## start
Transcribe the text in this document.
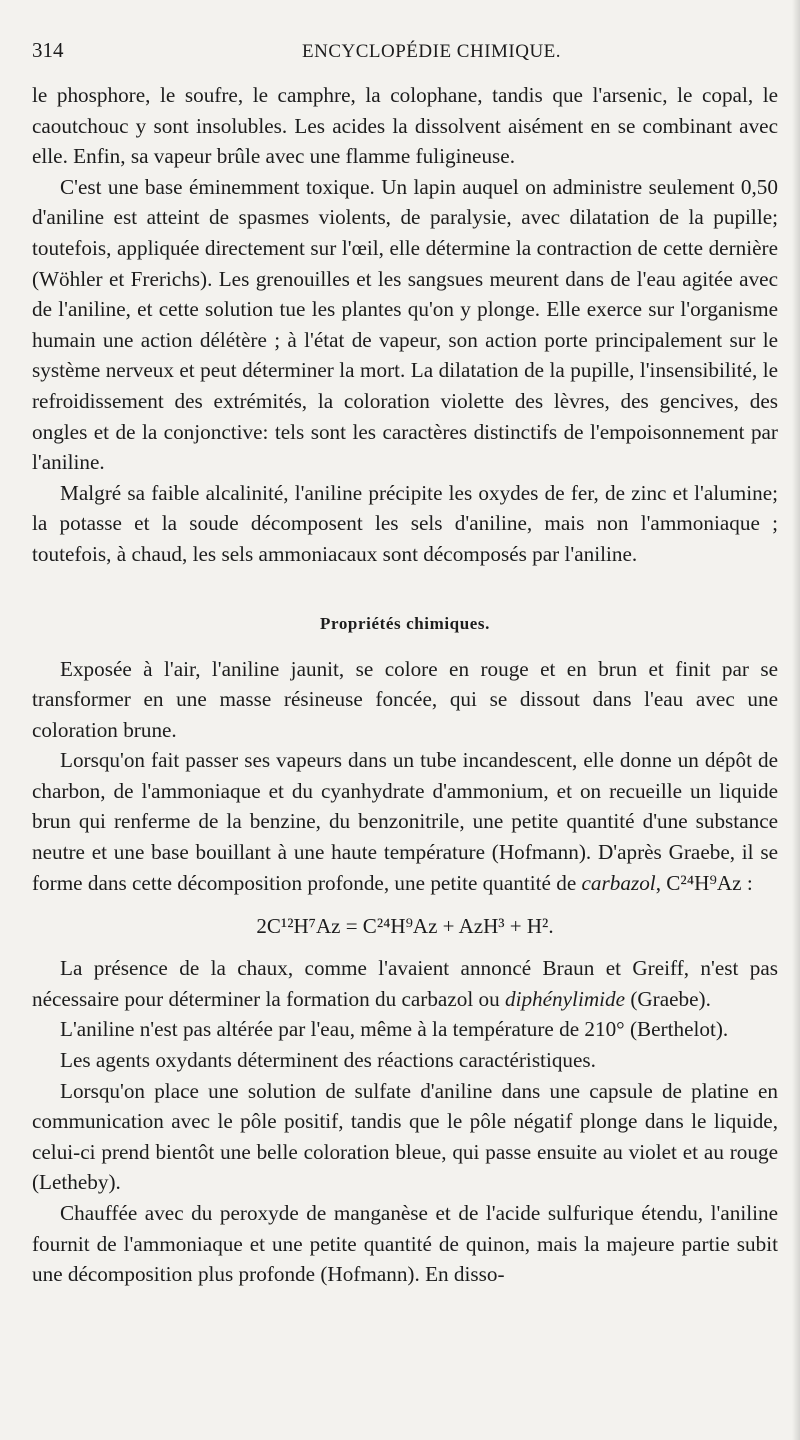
314	ENCYCLOPÉDIE CHIMIQUE.

le phosphore, le soufre, le camphre, la colophane, tandis que l'arsenic, le copal, le caoutchouc y sont insolubles. Les acides la dissolvent aisément en se combinant avec elle. Enfin, sa vapeur brûle avec une flamme fuligineuse.

C'est une base éminemment toxique. Un lapin auquel on administre seulement 0,50 d'aniline est atteint de spasmes violents, de paralysie, avec dilatation de la pupille; toutefois, appliquée directement sur l'œil, elle détermine la contraction de cette dernière (Wöhler et Frerichs). Les grenouilles et les sangsues meurent dans de l'eau agitée avec de l'aniline, et cette solution tue les plantes qu'on y plonge. Elle exerce sur l'organisme humain une action délétère ; à l'état de vapeur, son action porte principalement sur le système nerveux et peut déterminer la mort. La dilatation de la pupille, l'insensibilité, le refroidissement des extrémités, la coloration violette des lèvres, des gencives, des ongles et de la conjonctive: tels sont les caractères distinctifs de l'empoisonnement par l'aniline.

Malgré sa faible alcalinité, l'aniline précipite les oxydes de fer, de zinc et l'alumine; la potasse et la soude décomposent les sels d'aniline, mais non l'ammoniaque ; toutefois, à chaud, les sels ammoniacaux sont décomposés par l'aniline.

Propriétés chimiques.

Exposée à l'air, l'aniline jaunit, se colore en rouge et en brun et finit par se transformer en une masse résineuse foncée, qui se dissout dans l'eau avec une coloration brune.

Lorsqu'on fait passer ses vapeurs dans un tube incandescent, elle donne un dépôt de charbon, de l'ammoniaque et du cyanhydrate d'ammonium, et on recueille un liquide brun qui renferme de la benzine, du benzonitrile, une petite quantité d'une substance neutre et une base bouillant à une haute température (Hofmann). D'après Graebe, il se forme dans cette décomposition profonde, une petite quantité de carbazol, C²⁴H⁹Az :

2C¹²H⁷Az = C²⁴H⁹Az + AzH³ + H².

La présence de la chaux, comme l'avaient annoncé Braun et Greiff, n'est pas nécessaire pour déterminer la formation du carbazol ou diphénylimide (Graebe).

L'aniline n'est pas altérée par l'eau, même à la température de 210° (Berthelot).

Les agents oxydants déterminent des réactions caractéristiques.

Lorsqu'on place une solution de sulfate d'aniline dans une capsule de platine en communication avec le pôle positif, tandis que le pôle négatif plonge dans le liquide, celui-ci prend bientôt une belle coloration bleue, qui passe ensuite au violet et au rouge (Letheby).

Chauffée avec du peroxyde de manganèse et de l'acide sulfurique étendu, l'aniline fournit de l'ammoniaque et une petite quantité de quinon, mais la majeure partie subit une décomposition plus profonde (Hofmann). En disso-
## end
Exclude every picture and copy the remaining data exactly.

Transcribe the text in this document.
314	ENCYCLOPÉDIE CHIMIQUE.

le phosphore, le soufre, le camphre, la colophane, tandis que l'arsenic, le copal, le caoutchouc y sont insolubles. Les acides la dissolvent aisément en se combinant avec elle. Enfin, sa vapeur brûle avec une flamme fuligineuse.

C'est une base éminemment toxique. Un lapin auquel on administre seulement 0,50 d'aniline est atteint de spasmes violents, de paralysie, avec dilatation de la pupille; toutefois, appliquée directement sur l'œil, elle détermine la contraction de cette dernière (Wöhler et Frerichs). Les grenouilles et les sangsues meurent dans de l'eau agitée avec de l'aniline, et cette solution tue les plantes qu'on y plonge. Elle exerce sur l'organisme humain une action délétère ; à l'état de vapeur, son action porte principalement sur le système nerveux et peut déterminer la mort. La dilatation de la pupille, l'insensibilité, le refroidissement des extrémités, la coloration violette des lèvres, des gencives, des ongles et de la conjonctive: tels sont les caractères distinctifs de l'empoisonnement par l'aniline.

Malgré sa faible alcalinité, l'aniline précipite les oxydes de fer, de zinc et l'alumine; la potasse et la soude décomposent les sels d'aniline, mais non l'ammoniaque ; toutefois, à chaud, les sels ammoniacaux sont décomposés par l'aniline.

Propriétés chimiques.

Exposée à l'air, l'aniline jaunit, se colore en rouge et en brun et finit par se transformer en une masse résineuse foncée, qui se dissout dans l'eau avec une coloration brune.

Lorsqu'on fait passer ses vapeurs dans un tube incandescent, elle donne un dépôt de charbon, de l'ammoniaque et du cyanhydrate d'ammonium, et on recueille un liquide brun qui renferme de la benzine, du benzonitrile, une petite quantité d'une substance neutre et une base bouillant à une haute température (Hofmann). D'après Graebe, il se forme dans cette décomposition profonde, une petite quantité de carbazol, C²⁴H⁹Az :

2C¹²H⁷Az = C²⁴H⁹Az + AzH³ + H².

La présence de la chaux, comme l'avaient annoncé Braun et Greiff, n'est pas nécessaire pour déterminer la formation du carbazol ou diphénylimide (Graebe).

L'aniline n'est pas altérée par l'eau, même à la température de 210° (Berthelot).

Les agents oxydants déterminent des réactions caractéristiques.

Lorsqu'on place une solution de sulfate d'aniline dans une capsule de platine en communication avec le pôle positif, tandis que le pôle négatif plonge dans le liquide, celui-ci prend bientôt une belle coloration bleue, qui passe ensuite au violet et au rouge (Letheby).

Chauffée avec du peroxyde de manganèse et de l'acide sulfurique étendu, l'aniline fournit de l'ammoniaque et une petite quantité de quinon, mais la majeure partie subit une décomposition plus profonde (Hofmann). En disso-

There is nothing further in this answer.